| STATED TASK |
Repeat, exactly and completely, the entries shown underneath.

==*==

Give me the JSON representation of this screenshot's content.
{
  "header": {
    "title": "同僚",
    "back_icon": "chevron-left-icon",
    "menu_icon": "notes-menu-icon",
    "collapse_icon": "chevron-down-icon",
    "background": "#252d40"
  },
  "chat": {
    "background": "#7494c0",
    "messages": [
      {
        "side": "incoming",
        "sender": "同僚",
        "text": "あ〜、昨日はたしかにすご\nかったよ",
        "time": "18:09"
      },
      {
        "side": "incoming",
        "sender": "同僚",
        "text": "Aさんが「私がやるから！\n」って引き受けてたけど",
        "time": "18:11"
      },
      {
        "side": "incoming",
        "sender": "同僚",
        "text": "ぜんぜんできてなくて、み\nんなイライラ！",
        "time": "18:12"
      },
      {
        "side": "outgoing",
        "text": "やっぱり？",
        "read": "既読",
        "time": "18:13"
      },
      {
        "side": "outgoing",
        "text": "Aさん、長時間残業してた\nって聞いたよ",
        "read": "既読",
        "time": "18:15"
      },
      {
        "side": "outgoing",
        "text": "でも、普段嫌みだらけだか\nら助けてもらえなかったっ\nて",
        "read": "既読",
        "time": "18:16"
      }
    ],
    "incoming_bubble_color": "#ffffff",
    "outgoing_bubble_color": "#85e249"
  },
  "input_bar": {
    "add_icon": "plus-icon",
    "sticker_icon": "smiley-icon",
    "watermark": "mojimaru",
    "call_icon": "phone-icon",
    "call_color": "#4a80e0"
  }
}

==*==

| ANSWER BELOW |
Give me the JSON representation of this screenshot's content.
{
  "header": {
    "title": "同僚",
    "back_icon": "chevron-left-icon",
    "menu_icon": "notes-menu-icon",
    "collapse_icon": "chevron-down-icon",
    "background": "#252d40"
  },
  "chat": {
    "background": "#7494c0",
    "messages": [
      {
        "side": "incoming",
        "sender": "同僚",
        "text": "あ〜、昨日はたしかにすご\nかったよ",
        "time": "18:09"
      },
      {
        "side": "incoming",
        "sender": "同僚",
        "text": "Aさんが「私がやるから！\n」って引き受けてたけど",
        "time": "18:11"
      },
      {
        "side": "incoming",
        "sender": "同僚",
        "text": "ぜんぜんできてなくて、み\nんなイライラ！",
        "time": "18:12"
      },
      {
        "side": "outgoing",
        "text": "やっぱり？",
        "read": "既読",
        "time": "18:13"
      },
      {
        "side": "outgoing",
        "text": "Aさん、長時間残業してた\nって聞いたよ",
        "read": "既読",
        "time": "18:15"
      },
      {
        "side": "outgoing",
        "text": "でも、普段嫌みだらけだか\nら助けてもらえなかったっ\nて",
        "read": "既読",
        "time": "18:16"
      }
    ],
    "incoming_bubble_color": "#ffffff",
    "outgoing_bubble_color": "#85e249"
  },
  "input_bar": {
    "add_icon": "plus-icon",
    "sticker_icon": "smiley-icon",
    "watermark": "mojimaru",
    "call_icon": "phone-icon",
    "call_color": "#4a80e0"
  }
}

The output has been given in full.